▸ **What this task involves**:
Could you edit the records below so every "Low Threshold" reads "Minimum Threshold" and everything else stays unchanged, leaving the pictures out of your answer?

^^^^

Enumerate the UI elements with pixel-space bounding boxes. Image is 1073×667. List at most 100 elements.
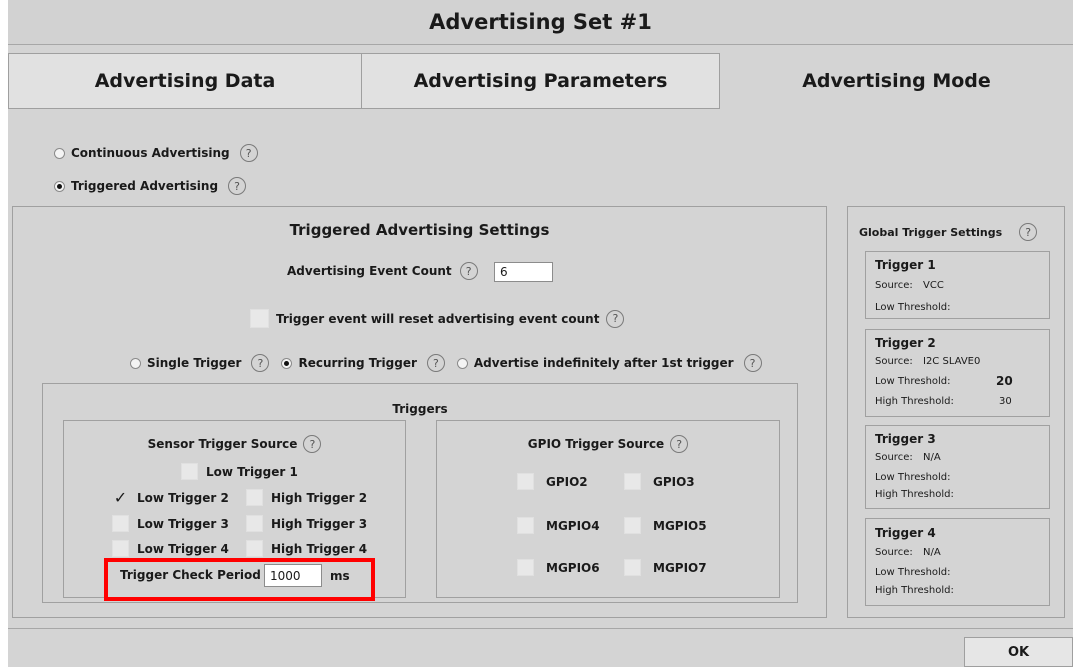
triggered-advertising-radio[interactable] — [54, 180, 65, 192]
reset-count-label: Trigger event will reset advertising eve… — [276, 311, 600, 326]
trigger-4-high-label: High Threshold: — [875, 585, 954, 596]
trigger-4-source-label: Source: — [875, 547, 913, 558]
trigger-2-low-label: Low Threshold: — [875, 376, 951, 387]
tab-label: Advertising Parameters — [413, 70, 668, 92]
low-trigger-1-checkbox[interactable] — [181, 463, 198, 480]
window-title: Advertising Set #1 — [429, 10, 652, 34]
mgpio6-label: MGPIO6 — [546, 560, 600, 575]
trigger-3-low-label: Low Threshold: — [875, 472, 951, 483]
help-icon[interactable]: ? — [239, 144, 258, 162]
high-trigger-4-checkbox[interactable] — [246, 540, 263, 557]
trigger-2-source-value: I2C SLAVE0 — [923, 356, 981, 367]
highlight-box — [104, 558, 375, 601]
triggered-settings-title: Triggered Advertising Settings — [289, 221, 550, 239]
triggered-advertising-option[interactable]: Triggered Advertising ? — [54, 177, 247, 195]
gpio3-label: GPIO3 — [653, 474, 695, 489]
mgpio7-label: MGPIO7 — [653, 560, 707, 575]
event-count-input[interactable]: 6 — [494, 262, 553, 282]
trigger-3-box: Trigger 3 Source: N/A Low Threshold: Hig… — [865, 425, 1050, 509]
high-trigger-3-label: High Trigger 3 — [271, 516, 368, 531]
gpio3-option[interactable]: GPIO3 — [624, 473, 695, 490]
help-icon[interactable]: ? — [1019, 223, 1038, 241]
trigger-4-low-label: Low Threshold: — [875, 567, 951, 578]
mgpio7-option[interactable]: MGPIO7 — [624, 559, 707, 576]
trigger-3-high-label: High Threshold: — [875, 489, 954, 500]
recurring-trigger-radio[interactable] — [281, 357, 293, 369]
help-icon[interactable]: ? — [670, 435, 689, 453]
continuous-advertising-label: Continuous Advertising — [71, 146, 230, 160]
low-trigger-4-checkbox[interactable] — [112, 540, 129, 557]
gpio2-label: GPIO2 — [546, 474, 588, 489]
trigger-1-source-value: VCC — [923, 280, 944, 291]
tab-advertising-parameters[interactable]: Advertising Parameters — [361, 53, 720, 109]
continuous-advertising-option[interactable]: Continuous Advertising ? — [54, 144, 258, 162]
low-trigger-4-option[interactable]: Low Trigger 4 — [112, 540, 229, 557]
trigger-type-row: Single Trigger ? Recurring Trigger ? Adv… — [130, 354, 762, 372]
mgpio4-checkbox[interactable] — [517, 517, 534, 534]
event-count-row: Advertising Event Count ? — [287, 262, 478, 280]
mgpio5-label: MGPIO5 — [653, 518, 707, 533]
low-trigger-1-option[interactable]: Low Trigger 1 — [181, 463, 298, 480]
high-trigger-2-option[interactable]: High Trigger 2 — [246, 489, 367, 506]
trigger-3-name: Trigger 3 — [875, 432, 936, 446]
help-icon[interactable]: ? — [303, 435, 322, 453]
help-icon[interactable]: ? — [426, 354, 445, 372]
mgpio6-checkbox[interactable] — [517, 559, 534, 576]
help-icon[interactable]: ? — [251, 354, 270, 372]
gpio2-checkbox[interactable] — [517, 473, 534, 490]
help-icon[interactable]: ? — [743, 354, 762, 372]
indefinite-trigger-radio[interactable] — [456, 357, 468, 369]
tab-label: Advertising Mode — [802, 70, 991, 92]
reset-count-checkbox[interactable] — [250, 309, 269, 328]
high-trigger-3-option[interactable]: High Trigger 3 — [246, 515, 367, 532]
help-icon[interactable]: ? — [228, 177, 247, 195]
trigger-4-name: Trigger 4 — [875, 526, 936, 540]
reset-count-option[interactable]: Trigger event will reset advertising eve… — [250, 309, 625, 328]
event-count-label: Advertising Event Count — [287, 264, 452, 278]
continuous-advertising-radio[interactable] — [54, 147, 65, 159]
high-trigger-3-checkbox[interactable] — [246, 515, 263, 532]
global-trigger-title: Global Trigger Settings — [859, 225, 1003, 239]
single-trigger-radio[interactable] — [130, 357, 141, 369]
trigger-1-low-label: Low Threshold: — [875, 302, 951, 313]
tab-advertising-mode[interactable]: Advertising Mode — [720, 53, 1073, 109]
high-trigger-4-option[interactable]: High Trigger 4 — [246, 540, 367, 557]
help-icon[interactable]: ? — [459, 262, 478, 280]
gpio3-checkbox[interactable] — [624, 473, 641, 490]
trigger-2-name: Trigger 2 — [875, 336, 936, 350]
mgpio4-option[interactable]: MGPIO4 — [517, 517, 600, 534]
mgpio6-option[interactable]: MGPIO6 — [517, 559, 600, 576]
mgpio5-option[interactable]: MGPIO5 — [624, 517, 707, 534]
tab-label: Advertising Data — [94, 70, 276, 92]
triggers-title: Triggers — [392, 402, 448, 416]
low-trigger-3-checkbox[interactable] — [112, 515, 129, 532]
trigger-2-box: Trigger 2 Source: I2C SLAVE0 Low Thresho… — [865, 329, 1050, 417]
high-trigger-2-checkbox[interactable] — [246, 489, 263, 506]
trigger-3-source-label: Source: — [875, 452, 913, 463]
tab-advertising-data[interactable]: Advertising Data — [8, 53, 362, 109]
check-mark-icon[interactable]: ✓ — [112, 489, 129, 506]
mgpio7-checkbox[interactable] — [624, 559, 641, 576]
low-trigger-1-label: Low Trigger 1 — [206, 464, 298, 479]
high-trigger-4-label: High Trigger 4 — [271, 541, 368, 556]
gpio2-option[interactable]: GPIO2 — [517, 473, 588, 490]
trigger-4-source-value: N/A — [923, 547, 941, 558]
footer-divider — [8, 628, 1073, 629]
recurring-trigger-label: Recurring Trigger — [298, 356, 417, 370]
low-trigger-2-option[interactable]: ✓ Low Trigger 2 — [112, 489, 229, 506]
mgpio5-checkbox[interactable] — [624, 517, 641, 534]
window-title-bar: Advertising Set #1 — [8, 0, 1073, 45]
ok-button[interactable]: OK — [964, 637, 1073, 667]
trigger-2-source-label: Source: — [875, 356, 913, 367]
indefinite-trigger-label: Advertise indefinitely after 1st trigger — [473, 356, 734, 370]
trigger-2-low-value: 20 — [996, 374, 1013, 388]
low-trigger-3-label: Low Trigger 3 — [137, 516, 229, 531]
sensor-trigger-title: Sensor Trigger Source — [147, 437, 298, 451]
low-trigger-3-option[interactable]: Low Trigger 3 — [112, 515, 229, 532]
trigger-1-name: Trigger 1 — [875, 258, 936, 272]
triggered-advertising-label: Triggered Advertising — [71, 179, 219, 193]
triggers-title-wrap: Triggers — [42, 398, 798, 417]
trigger-2-high-value: 30 — [999, 396, 1012, 407]
help-icon[interactable]: ? — [606, 309, 625, 328]
mgpio4-label: MGPIO4 — [546, 518, 600, 533]
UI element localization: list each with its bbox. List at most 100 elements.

^^^^

▸ **Solution below**:
Enumerate the UI elements with pixel-space bounding boxes. Image is 1073×667. List at most 100 elements.
triggered-advertising-radio[interactable] — [54, 180, 65, 192]
reset-count-label: Trigger event will reset advertising eve… — [276, 311, 600, 326]
trigger-4-high-label: High Threshold: — [875, 585, 954, 596]
trigger-4-source-label: Source: — [875, 547, 913, 558]
trigger-2-low-label: Minimum Threshold: — [875, 376, 951, 387]
tab-label: Advertising Parameters — [413, 70, 668, 92]
low-trigger-1-checkbox[interactable] — [181, 463, 198, 480]
window-title: Advertising Set #1 — [429, 10, 652, 34]
mgpio6-label: MGPIO6 — [546, 560, 600, 575]
trigger-3-low-label: Minimum Threshold: — [875, 472, 951, 483]
help-icon[interactable]: ? — [239, 144, 258, 162]
high-trigger-4-checkbox[interactable] — [246, 540, 263, 557]
trigger-2-source-value: I2C SLAVE0 — [923, 356, 981, 367]
highlight-box — [104, 558, 375, 601]
triggered-settings-title: Triggered Advertising Settings — [289, 221, 550, 239]
triggered-advertising-option[interactable]: Triggered Advertising ? — [54, 177, 247, 195]
gpio3-label: GPIO3 — [653, 474, 695, 489]
mgpio7-label: MGPIO7 — [653, 560, 707, 575]
event-count-input[interactable]: 6 — [494, 262, 553, 282]
trigger-3-box: Trigger 3 Source: N/A Minimum Threshold: Hig… — [865, 425, 1050, 509]
high-trigger-3-label: High Trigger 3 — [271, 516, 368, 531]
gpio3-option[interactable]: GPIO3 — [624, 473, 695, 490]
help-icon[interactable]: ? — [1019, 223, 1038, 241]
trigger-4-low-label: Minimum Threshold: — [875, 567, 951, 578]
mgpio7-option[interactable]: MGPIO7 — [624, 559, 707, 576]
trigger-3-high-label: High Threshold: — [875, 489, 954, 500]
recurring-trigger-radio[interactable] — [281, 357, 293, 369]
help-icon[interactable]: ? — [670, 435, 689, 453]
continuous-advertising-label: Continuous Advertising — [71, 146, 230, 160]
low-trigger-4-checkbox[interactable] — [112, 540, 129, 557]
gpio2-label: GPIO2 — [546, 474, 588, 489]
trigger-1-source-value: VCC — [923, 280, 944, 291]
tab-advertising-parameters[interactable]: Advertising Parameters — [361, 53, 720, 109]
continuous-advertising-option[interactable]: Continuous Advertising ? — [54, 144, 258, 162]
low-trigger-4-option[interactable]: Low Trigger 4 — [112, 540, 229, 557]
trigger-type-row: Single Trigger ? Recurring Trigger ? Adv… — [130, 354, 762, 372]
mgpio4-checkbox[interactable] — [517, 517, 534, 534]
event-count-row: Advertising Event Count ? — [287, 262, 478, 280]
mgpio5-label: MGPIO5 — [653, 518, 707, 533]
low-trigger-1-option[interactable]: Low Trigger 1 — [181, 463, 298, 480]
high-trigger-2-option[interactable]: High Trigger 2 — [246, 489, 367, 506]
trigger-3-name: Trigger 3 — [875, 432, 936, 446]
help-icon[interactable]: ? — [303, 435, 322, 453]
help-icon[interactable]: ? — [426, 354, 445, 372]
mgpio6-checkbox[interactable] — [517, 559, 534, 576]
help-icon[interactable]: ? — [251, 354, 270, 372]
gpio2-checkbox[interactable] — [517, 473, 534, 490]
help-icon[interactable]: ? — [743, 354, 762, 372]
indefinite-trigger-radio[interactable] — [456, 357, 468, 369]
tab-label: Advertising Mode — [802, 70, 991, 92]
reset-count-checkbox[interactable] — [250, 309, 269, 328]
high-trigger-3-option[interactable]: High Trigger 3 — [246, 515, 367, 532]
help-icon[interactable]: ? — [228, 177, 247, 195]
trigger-4-name: Trigger 4 — [875, 526, 936, 540]
reset-count-option[interactable]: Trigger event will reset advertising eve… — [250, 309, 625, 328]
event-count-label: Advertising Event Count — [287, 264, 452, 278]
continuous-advertising-radio[interactable] — [54, 147, 65, 159]
high-trigger-3-checkbox[interactable] — [246, 515, 263, 532]
global-trigger-title: Global Trigger Settings — [859, 225, 1003, 239]
single-trigger-radio[interactable] — [130, 357, 141, 369]
trigger-1-low-label: Minimum Threshold: — [875, 302, 951, 313]
tab-advertising-mode[interactable]: Advertising Mode — [720, 53, 1073, 109]
high-trigger-4-option[interactable]: High Trigger 4 — [246, 540, 367, 557]
help-icon[interactable]: ? — [459, 262, 478, 280]
gpio3-checkbox[interactable] — [624, 473, 641, 490]
trigger-2-name: Trigger 2 — [875, 336, 936, 350]
mgpio4-option[interactable]: MGPIO4 — [517, 517, 600, 534]
mgpio6-option[interactable]: MGPIO6 — [517, 559, 600, 576]
mgpio5-option[interactable]: MGPIO5 — [624, 517, 707, 534]
tab-label: Advertising Data — [94, 70, 276, 92]
triggers-title: Triggers — [392, 402, 448, 416]
low-trigger-3-checkbox[interactable] — [112, 515, 129, 532]
trigger-2-box: Trigger 2 Source: I2C SLAVE0 Low Thresho… — [865, 329, 1050, 417]
high-trigger-2-checkbox[interactable] — [246, 489, 263, 506]
trigger-3-source-label: Source: — [875, 452, 913, 463]
tab-advertising-data[interactable]: Advertising Data — [8, 53, 362, 109]
check-mark-icon[interactable]: ✓ — [112, 489, 129, 506]
mgpio7-checkbox[interactable] — [624, 559, 641, 576]
low-trigger-1-label: Low Trigger 1 — [206, 464, 298, 479]
high-trigger-4-label: High Trigger 4 — [271, 541, 368, 556]
gpio2-option[interactable]: GPIO2 — [517, 473, 588, 490]
trigger-4-source-value: N/A — [923, 547, 941, 558]
footer-divider — [8, 628, 1073, 629]
recurring-trigger-label: Recurring Trigger — [298, 356, 417, 370]
low-trigger-2-option[interactable]: ✓ Low Trigger 2 — [112, 489, 229, 506]
mgpio5-checkbox[interactable] — [624, 517, 641, 534]
window-title-bar: Advertising Set #1 — [8, 0, 1073, 45]
ok-button[interactable]: OK — [964, 637, 1073, 667]
trigger-2-source-label: Source: — [875, 356, 913, 367]
indefinite-trigger-label: Advertise indefinitely after 1st trigger — [473, 356, 734, 370]
trigger-2-low-value: 20 — [996, 374, 1013, 388]
low-trigger-3-label: Low Trigger 3 — [137, 516, 229, 531]
sensor-trigger-title: Sensor Trigger Source — [147, 437, 298, 451]
low-trigger-3-option[interactable]: Low Trigger 3 — [112, 515, 229, 532]
trigger-1-name: Trigger 1 — [875, 258, 936, 272]
triggered-advertising-label: Triggered Advertising — [71, 179, 219, 193]
triggers-title-wrap: Triggers — [42, 398, 798, 417]
trigger-2-high-value: 30 — [999, 396, 1012, 407]
help-icon[interactable]: ? — [606, 309, 625, 328]
mgpio4-label: MGPIO4 — [546, 518, 600, 533]
UI element localization: list each with its bbox. List at most 100 elements.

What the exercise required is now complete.